[Begin]

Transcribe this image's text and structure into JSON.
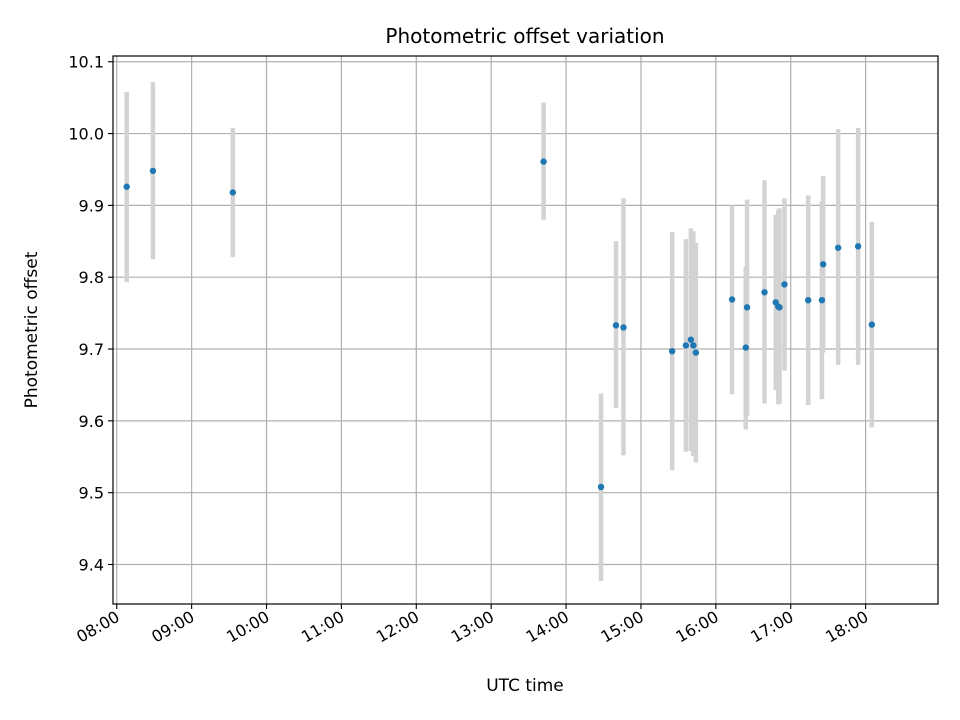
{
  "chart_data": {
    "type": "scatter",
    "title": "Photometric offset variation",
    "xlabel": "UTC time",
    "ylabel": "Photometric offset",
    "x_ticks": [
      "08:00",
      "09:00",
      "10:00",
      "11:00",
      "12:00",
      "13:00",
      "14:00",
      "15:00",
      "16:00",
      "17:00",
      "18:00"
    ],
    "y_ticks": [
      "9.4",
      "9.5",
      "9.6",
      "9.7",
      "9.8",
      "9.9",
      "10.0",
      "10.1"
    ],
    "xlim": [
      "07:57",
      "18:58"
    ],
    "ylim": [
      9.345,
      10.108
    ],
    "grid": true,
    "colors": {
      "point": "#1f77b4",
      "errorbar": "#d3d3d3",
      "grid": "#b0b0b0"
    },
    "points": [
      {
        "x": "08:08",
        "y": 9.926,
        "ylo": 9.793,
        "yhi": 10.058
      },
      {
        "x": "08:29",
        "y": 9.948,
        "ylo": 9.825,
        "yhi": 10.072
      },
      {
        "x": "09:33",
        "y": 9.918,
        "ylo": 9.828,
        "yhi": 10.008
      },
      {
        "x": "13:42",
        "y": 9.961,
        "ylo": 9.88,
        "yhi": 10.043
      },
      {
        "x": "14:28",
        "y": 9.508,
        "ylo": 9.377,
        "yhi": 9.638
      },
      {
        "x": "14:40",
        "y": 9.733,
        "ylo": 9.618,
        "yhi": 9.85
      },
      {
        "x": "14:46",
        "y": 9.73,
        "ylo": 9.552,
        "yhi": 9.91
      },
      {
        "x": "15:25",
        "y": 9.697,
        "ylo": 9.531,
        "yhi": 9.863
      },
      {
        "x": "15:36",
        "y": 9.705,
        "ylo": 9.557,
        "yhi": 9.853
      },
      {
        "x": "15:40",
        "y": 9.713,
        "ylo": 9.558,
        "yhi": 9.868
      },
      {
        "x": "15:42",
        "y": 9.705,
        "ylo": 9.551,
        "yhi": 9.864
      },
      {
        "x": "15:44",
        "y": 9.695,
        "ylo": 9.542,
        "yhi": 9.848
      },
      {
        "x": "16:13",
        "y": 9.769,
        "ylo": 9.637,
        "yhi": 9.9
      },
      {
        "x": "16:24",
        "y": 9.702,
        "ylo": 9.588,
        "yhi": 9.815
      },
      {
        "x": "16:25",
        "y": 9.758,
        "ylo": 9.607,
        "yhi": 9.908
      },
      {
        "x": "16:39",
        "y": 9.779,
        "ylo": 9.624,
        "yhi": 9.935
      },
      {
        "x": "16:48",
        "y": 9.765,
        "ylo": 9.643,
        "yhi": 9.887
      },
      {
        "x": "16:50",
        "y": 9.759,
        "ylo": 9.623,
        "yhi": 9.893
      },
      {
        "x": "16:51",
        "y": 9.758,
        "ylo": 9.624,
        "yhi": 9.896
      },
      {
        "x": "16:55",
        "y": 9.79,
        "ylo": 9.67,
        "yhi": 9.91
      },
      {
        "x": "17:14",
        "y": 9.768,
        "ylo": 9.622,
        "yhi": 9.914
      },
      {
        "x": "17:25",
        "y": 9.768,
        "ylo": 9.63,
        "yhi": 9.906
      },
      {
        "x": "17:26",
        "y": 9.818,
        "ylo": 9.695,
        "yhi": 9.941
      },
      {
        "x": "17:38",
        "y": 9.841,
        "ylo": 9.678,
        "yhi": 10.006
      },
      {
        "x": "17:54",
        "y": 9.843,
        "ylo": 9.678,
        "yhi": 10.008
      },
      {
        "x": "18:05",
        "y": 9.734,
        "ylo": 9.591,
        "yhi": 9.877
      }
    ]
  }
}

[End]
[Begin]

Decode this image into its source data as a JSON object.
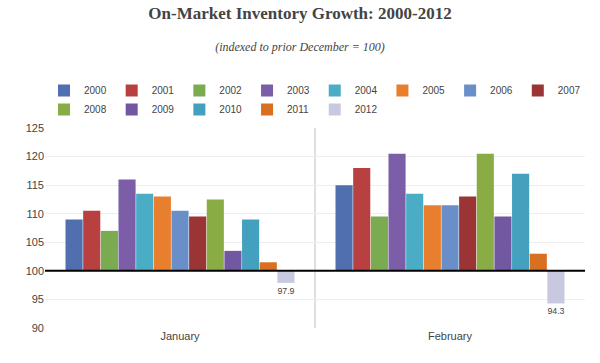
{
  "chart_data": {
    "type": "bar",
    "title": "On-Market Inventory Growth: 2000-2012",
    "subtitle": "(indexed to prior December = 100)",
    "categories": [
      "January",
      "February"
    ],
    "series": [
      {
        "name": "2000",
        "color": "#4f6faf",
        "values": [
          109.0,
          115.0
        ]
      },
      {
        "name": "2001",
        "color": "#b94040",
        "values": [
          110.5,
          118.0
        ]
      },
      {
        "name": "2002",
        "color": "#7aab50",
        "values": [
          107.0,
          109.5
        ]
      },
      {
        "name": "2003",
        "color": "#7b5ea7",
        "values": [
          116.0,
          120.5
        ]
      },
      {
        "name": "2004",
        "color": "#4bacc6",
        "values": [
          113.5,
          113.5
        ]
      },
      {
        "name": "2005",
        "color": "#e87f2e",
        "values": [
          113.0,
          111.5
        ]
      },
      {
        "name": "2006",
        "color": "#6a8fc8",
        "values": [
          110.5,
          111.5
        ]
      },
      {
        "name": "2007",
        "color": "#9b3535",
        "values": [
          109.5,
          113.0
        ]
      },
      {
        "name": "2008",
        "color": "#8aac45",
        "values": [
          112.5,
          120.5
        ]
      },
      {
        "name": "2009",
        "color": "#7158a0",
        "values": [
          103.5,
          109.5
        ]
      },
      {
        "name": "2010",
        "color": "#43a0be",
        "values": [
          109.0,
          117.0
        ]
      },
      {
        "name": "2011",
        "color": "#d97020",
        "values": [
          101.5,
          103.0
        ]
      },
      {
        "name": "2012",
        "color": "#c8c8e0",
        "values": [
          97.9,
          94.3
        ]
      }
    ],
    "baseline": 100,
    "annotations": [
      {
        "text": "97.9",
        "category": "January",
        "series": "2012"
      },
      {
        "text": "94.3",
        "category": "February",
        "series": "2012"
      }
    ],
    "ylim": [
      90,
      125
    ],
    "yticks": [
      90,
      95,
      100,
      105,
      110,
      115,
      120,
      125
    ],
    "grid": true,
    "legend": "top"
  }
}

[End]

▸ Your instructions
Pull every line containing "Photometric" out of the data above.

▸ Output for this task
    "title": "Photometric offset variation",
    "ylabel": "Photometric offset",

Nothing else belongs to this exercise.